-- Start Extracted records --
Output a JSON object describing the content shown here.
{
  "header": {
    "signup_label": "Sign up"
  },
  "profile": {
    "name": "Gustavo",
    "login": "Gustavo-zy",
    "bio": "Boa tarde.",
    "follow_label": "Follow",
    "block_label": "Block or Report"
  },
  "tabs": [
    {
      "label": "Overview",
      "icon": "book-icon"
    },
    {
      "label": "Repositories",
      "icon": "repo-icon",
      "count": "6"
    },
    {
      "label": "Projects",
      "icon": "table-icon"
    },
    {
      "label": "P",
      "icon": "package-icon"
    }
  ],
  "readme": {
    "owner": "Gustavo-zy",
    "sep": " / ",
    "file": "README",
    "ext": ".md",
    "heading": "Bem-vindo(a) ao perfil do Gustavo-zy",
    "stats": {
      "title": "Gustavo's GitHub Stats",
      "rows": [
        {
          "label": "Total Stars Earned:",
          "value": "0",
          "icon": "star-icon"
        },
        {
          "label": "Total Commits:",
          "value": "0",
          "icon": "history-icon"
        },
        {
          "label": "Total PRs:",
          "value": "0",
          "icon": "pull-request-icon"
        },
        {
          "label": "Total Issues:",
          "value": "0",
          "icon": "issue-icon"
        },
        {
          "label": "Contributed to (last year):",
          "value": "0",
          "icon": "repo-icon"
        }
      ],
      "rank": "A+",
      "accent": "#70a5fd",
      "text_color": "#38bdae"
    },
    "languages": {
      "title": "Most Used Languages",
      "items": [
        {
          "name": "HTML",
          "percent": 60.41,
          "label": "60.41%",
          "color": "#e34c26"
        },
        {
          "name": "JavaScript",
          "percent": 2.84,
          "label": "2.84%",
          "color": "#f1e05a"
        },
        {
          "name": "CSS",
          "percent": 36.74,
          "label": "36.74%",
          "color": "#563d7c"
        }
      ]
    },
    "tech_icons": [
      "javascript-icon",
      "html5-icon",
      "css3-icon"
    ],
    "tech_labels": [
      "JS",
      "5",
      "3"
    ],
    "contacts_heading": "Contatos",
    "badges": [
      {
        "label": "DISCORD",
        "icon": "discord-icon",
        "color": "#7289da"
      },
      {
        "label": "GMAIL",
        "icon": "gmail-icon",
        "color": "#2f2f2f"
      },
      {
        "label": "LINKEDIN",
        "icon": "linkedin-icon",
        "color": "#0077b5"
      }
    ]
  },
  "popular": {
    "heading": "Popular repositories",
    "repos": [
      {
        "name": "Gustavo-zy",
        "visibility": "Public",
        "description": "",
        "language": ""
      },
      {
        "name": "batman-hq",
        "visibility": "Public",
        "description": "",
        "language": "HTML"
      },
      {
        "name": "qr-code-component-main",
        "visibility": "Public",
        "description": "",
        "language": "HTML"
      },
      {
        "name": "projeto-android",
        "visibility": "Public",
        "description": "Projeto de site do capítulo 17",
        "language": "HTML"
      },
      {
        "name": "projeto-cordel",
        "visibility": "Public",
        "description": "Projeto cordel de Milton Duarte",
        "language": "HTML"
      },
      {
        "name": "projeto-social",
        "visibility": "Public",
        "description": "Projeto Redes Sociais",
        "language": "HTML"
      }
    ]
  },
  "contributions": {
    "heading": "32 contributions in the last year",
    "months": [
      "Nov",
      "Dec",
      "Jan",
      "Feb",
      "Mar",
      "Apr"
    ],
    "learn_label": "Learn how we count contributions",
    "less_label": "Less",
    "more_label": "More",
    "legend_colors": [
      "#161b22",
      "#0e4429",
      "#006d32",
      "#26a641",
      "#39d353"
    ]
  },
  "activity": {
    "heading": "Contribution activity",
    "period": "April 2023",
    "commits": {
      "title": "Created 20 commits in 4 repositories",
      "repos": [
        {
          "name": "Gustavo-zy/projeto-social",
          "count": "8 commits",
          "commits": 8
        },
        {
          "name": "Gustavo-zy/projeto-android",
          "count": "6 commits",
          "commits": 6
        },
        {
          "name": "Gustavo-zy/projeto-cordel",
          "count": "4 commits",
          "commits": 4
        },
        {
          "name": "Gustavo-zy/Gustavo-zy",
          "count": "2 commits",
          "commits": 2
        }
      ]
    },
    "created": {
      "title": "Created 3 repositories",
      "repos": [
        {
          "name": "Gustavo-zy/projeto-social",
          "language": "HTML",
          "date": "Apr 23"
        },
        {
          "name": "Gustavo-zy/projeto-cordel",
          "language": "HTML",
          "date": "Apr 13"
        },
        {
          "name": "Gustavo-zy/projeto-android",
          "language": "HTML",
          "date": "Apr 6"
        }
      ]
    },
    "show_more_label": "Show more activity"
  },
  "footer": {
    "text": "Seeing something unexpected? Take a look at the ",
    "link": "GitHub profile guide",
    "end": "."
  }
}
-- End Extracted records --
• [Written instruction]: Gather from the data above every line with the string "activity".

• [The response]:
  "activity": {
    "heading": "Contribution activity",
    "show_more_label": "Show more activity"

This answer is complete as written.